- Given request: Repeat the entries below exactly as they appear, with no pictures.

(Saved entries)

————————

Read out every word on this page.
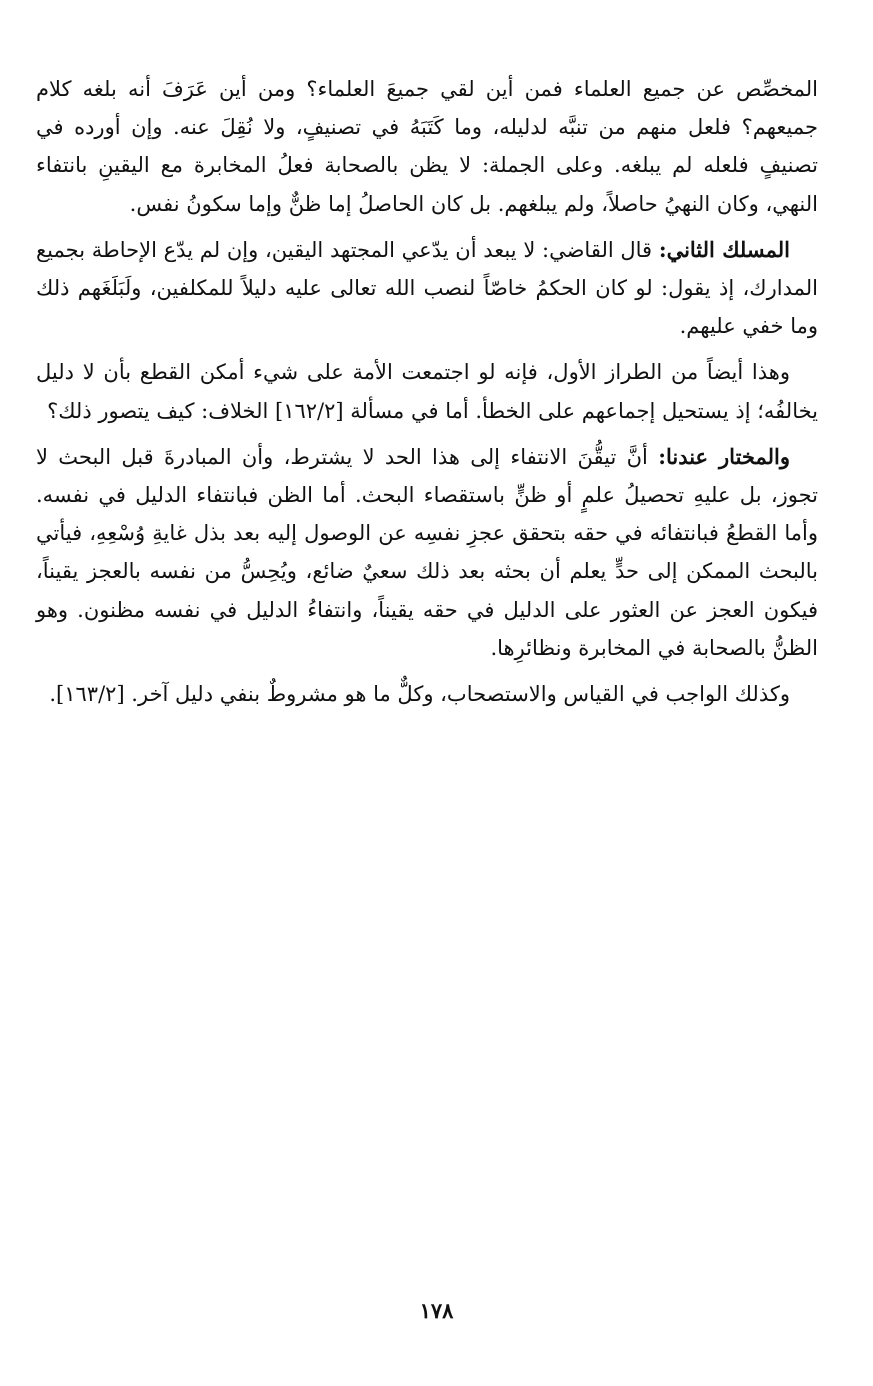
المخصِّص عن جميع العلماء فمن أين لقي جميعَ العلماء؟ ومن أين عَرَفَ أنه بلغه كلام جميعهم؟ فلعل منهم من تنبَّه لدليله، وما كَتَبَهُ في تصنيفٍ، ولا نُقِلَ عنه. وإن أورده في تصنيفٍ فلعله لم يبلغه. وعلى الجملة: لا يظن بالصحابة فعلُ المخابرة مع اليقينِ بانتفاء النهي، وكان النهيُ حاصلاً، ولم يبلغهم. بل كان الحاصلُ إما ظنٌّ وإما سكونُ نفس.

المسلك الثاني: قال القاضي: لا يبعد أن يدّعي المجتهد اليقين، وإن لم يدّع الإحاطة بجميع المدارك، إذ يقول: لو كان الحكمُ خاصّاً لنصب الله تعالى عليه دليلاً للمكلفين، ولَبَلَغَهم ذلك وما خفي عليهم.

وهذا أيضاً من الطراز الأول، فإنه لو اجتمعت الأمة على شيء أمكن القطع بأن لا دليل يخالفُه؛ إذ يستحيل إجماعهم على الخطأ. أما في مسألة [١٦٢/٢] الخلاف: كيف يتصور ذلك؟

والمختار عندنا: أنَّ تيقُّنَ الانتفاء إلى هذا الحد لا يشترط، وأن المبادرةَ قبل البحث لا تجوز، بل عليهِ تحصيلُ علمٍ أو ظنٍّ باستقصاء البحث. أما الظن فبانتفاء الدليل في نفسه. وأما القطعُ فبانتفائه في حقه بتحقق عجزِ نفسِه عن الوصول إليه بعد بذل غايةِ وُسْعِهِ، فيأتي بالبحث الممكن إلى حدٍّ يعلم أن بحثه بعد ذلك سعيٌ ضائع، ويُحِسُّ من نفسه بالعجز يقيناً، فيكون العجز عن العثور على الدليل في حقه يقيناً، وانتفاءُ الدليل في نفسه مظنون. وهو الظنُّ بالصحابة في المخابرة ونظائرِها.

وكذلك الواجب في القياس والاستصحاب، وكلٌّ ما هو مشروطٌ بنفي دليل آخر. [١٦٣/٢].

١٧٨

————————

- Result for this exercise:
Read out every word on this page.
المخصِّص عن جميع العلماء فمن أين لقي جميعَ العلماء؟ ومن أين عَرَفَ أنه بلغه كلام جميعهم؟ فلعل منهم من تنبَّه لدليله، وما كَتَبَهُ في تصنيفٍ، ولا نُقِلَ عنه. وإن أورده في تصنيفٍ فلعله لم يبلغه. وعلى الجملة: لا يظن بالصحابة فعلُ المخابرة مع اليقينِ بانتفاء النهي، وكان النهيُ حاصلاً، ولم يبلغهم. بل كان الحاصلُ إما ظنٌّ وإما سكونُ نفس.

المسلك الثاني: قال القاضي: لا يبعد أن يدّعي المجتهد اليقين، وإن لم يدّع الإحاطة بجميع المدارك، إذ يقول: لو كان الحكمُ خاصّاً لنصب الله تعالى عليه دليلاً للمكلفين، ولَبَلَغَهم ذلك وما خفي عليهم.

وهذا أيضاً من الطراز الأول، فإنه لو اجتمعت الأمة على شيء أمكن القطع بأن لا دليل يخالفُه؛ إذ يستحيل إجماعهم على الخطأ. أما في مسألة [١٦٢/٢] الخلاف: كيف يتصور ذلك؟

والمختار عندنا: أنَّ تيقُّنَ الانتفاء إلى هذا الحد لا يشترط، وأن المبادرةَ قبل البحث لا تجوز، بل عليهِ تحصيلُ علمٍ أو ظنٍّ باستقصاء البحث. أما الظن فبانتفاء الدليل في نفسه. وأما القطعُ فبانتفائه في حقه بتحقق عجزِ نفسِه عن الوصول إليه بعد بذل غايةِ وُسْعِهِ، فيأتي بالبحث الممكن إلى حدٍّ يعلم أن بحثه بعد ذلك سعيٌ ضائع، ويُحِسُّ من نفسه بالعجز يقيناً، فيكون العجز عن العثور على الدليل في حقه يقيناً، وانتفاءُ الدليل في نفسه مظنون. وهو الظنُّ بالصحابة في المخابرة ونظائرِها.

وكذلك الواجب في القياس والاستصحاب، وكلٌّ ما هو مشروطٌ بنفي دليل آخر. [١٦٣/٢].

١٧٨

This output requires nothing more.